(Task directions) In the material below, list every line carrying the string "have".

(Supplied records)

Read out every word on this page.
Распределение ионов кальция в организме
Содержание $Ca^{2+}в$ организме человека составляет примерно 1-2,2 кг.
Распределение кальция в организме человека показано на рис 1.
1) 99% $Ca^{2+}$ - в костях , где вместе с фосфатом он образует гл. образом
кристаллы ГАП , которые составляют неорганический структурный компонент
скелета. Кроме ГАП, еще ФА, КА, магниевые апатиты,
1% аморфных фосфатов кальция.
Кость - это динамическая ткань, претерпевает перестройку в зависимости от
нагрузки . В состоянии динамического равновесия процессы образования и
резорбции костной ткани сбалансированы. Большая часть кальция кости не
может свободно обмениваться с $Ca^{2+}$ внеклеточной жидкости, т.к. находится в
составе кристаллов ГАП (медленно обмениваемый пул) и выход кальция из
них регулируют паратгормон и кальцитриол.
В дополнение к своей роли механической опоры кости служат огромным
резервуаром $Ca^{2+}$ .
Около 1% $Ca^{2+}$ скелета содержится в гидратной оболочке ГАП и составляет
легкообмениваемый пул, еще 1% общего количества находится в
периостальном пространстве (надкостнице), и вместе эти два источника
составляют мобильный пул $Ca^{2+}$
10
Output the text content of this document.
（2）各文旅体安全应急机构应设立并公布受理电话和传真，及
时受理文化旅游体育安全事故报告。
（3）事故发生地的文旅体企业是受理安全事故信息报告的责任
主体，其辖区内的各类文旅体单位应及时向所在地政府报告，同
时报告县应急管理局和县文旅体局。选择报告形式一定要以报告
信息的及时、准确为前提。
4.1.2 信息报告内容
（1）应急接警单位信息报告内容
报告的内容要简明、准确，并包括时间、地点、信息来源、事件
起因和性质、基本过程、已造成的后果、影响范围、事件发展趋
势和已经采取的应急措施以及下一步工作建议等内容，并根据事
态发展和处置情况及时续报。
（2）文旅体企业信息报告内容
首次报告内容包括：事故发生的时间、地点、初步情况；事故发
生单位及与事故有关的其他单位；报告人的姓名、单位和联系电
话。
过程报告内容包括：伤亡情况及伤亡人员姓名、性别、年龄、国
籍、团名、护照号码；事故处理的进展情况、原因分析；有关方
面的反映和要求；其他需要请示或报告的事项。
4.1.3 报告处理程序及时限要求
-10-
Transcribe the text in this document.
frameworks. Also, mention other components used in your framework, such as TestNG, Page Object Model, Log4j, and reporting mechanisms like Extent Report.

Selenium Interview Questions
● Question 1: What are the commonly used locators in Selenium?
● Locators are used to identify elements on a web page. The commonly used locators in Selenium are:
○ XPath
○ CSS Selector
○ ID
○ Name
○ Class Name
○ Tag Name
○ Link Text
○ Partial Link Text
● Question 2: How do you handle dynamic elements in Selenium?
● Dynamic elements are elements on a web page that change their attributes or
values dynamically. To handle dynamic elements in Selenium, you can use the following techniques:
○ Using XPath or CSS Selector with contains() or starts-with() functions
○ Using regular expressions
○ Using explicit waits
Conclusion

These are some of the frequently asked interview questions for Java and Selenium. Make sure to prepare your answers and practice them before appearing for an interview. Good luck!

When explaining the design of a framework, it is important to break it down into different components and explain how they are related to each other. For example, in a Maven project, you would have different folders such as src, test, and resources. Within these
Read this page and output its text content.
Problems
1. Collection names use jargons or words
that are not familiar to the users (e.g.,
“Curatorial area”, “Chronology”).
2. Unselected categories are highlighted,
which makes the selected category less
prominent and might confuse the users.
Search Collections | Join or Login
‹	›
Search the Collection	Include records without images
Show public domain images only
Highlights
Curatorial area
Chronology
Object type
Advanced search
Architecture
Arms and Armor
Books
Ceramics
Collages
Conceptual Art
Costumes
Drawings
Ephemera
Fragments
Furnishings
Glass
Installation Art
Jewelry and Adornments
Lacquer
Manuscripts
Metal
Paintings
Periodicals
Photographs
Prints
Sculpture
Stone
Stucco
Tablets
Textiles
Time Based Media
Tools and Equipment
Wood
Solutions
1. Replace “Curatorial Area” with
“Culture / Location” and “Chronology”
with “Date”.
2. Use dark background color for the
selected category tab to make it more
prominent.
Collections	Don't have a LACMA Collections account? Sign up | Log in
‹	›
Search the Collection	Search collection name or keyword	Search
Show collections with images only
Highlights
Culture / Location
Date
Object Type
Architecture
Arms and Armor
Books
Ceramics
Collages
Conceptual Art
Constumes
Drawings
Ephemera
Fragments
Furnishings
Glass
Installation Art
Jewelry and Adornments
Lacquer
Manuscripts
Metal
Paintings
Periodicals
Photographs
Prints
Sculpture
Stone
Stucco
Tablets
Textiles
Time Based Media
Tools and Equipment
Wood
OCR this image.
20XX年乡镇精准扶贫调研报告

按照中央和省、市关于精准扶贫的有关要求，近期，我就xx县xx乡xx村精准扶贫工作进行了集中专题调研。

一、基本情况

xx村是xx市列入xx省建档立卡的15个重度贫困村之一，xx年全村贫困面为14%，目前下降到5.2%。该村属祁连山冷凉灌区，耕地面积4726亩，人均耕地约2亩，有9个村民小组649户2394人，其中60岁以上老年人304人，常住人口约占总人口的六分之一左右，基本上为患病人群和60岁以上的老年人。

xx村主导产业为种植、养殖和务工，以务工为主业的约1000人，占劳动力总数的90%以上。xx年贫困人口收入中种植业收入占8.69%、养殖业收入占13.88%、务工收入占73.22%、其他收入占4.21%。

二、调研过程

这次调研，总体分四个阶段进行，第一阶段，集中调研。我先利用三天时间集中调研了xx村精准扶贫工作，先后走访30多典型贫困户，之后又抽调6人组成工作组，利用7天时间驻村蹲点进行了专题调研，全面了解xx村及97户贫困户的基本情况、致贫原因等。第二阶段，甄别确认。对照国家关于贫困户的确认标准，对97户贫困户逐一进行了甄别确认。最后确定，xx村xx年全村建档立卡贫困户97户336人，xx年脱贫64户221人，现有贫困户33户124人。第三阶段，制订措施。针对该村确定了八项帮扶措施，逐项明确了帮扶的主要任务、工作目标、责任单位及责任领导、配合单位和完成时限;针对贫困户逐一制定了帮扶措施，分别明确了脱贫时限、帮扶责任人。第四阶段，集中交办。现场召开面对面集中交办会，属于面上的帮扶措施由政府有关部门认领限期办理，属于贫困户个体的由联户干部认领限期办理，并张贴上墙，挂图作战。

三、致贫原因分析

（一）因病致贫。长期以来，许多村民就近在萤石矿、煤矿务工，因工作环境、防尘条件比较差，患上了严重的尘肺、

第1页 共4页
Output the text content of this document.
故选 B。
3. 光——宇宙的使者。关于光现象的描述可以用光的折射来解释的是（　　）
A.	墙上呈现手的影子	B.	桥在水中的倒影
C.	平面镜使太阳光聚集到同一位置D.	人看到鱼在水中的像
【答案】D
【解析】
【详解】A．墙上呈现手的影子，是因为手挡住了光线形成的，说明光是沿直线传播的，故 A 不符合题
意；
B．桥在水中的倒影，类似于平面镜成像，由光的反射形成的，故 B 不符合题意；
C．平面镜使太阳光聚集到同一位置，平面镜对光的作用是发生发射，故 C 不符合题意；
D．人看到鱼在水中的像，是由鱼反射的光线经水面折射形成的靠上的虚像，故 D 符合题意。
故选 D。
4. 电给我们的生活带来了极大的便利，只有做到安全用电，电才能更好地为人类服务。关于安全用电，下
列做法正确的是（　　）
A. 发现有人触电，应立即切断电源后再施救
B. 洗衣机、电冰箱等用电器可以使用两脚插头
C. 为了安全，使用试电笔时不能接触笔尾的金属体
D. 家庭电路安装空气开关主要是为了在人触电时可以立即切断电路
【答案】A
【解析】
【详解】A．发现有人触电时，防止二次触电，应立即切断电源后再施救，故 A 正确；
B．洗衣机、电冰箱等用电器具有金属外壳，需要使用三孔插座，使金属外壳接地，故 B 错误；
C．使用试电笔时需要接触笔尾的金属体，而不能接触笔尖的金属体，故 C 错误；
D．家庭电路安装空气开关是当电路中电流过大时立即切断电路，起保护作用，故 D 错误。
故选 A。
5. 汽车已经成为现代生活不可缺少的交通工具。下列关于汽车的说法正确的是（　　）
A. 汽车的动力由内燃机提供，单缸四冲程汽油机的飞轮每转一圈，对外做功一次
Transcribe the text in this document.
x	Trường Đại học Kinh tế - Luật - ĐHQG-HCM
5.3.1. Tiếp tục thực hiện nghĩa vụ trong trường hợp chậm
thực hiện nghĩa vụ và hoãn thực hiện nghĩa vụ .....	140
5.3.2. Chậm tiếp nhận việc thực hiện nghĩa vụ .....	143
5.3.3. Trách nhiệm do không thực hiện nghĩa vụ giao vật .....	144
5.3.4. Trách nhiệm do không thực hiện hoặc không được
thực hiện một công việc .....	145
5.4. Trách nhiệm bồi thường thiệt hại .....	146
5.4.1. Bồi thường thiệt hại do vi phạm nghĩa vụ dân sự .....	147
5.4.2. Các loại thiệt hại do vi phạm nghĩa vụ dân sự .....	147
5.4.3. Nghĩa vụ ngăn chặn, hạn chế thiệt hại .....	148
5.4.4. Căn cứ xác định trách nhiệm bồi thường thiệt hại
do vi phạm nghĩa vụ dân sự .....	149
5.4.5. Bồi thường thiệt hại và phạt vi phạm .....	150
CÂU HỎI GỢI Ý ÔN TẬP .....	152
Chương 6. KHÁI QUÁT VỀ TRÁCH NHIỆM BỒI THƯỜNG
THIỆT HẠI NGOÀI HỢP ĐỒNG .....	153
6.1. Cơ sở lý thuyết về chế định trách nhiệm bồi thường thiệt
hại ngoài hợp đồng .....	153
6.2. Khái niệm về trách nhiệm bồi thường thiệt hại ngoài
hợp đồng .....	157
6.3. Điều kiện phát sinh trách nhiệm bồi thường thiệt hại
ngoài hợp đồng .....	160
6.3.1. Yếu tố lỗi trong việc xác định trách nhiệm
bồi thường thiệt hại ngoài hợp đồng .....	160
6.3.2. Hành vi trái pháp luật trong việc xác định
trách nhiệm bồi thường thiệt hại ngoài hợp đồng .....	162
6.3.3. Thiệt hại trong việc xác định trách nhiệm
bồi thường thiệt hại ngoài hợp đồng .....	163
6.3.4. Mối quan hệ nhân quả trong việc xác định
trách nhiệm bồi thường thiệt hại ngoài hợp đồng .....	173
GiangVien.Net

(Correct result)
When explaining the design of a framework, it is important to break it down into different components and explain how they are related to each other. For example, in a Maven project, you would have different folders such as src, test, and resources. Within these
Collections	Don't have a LACMA Collections account? Sign up | Log in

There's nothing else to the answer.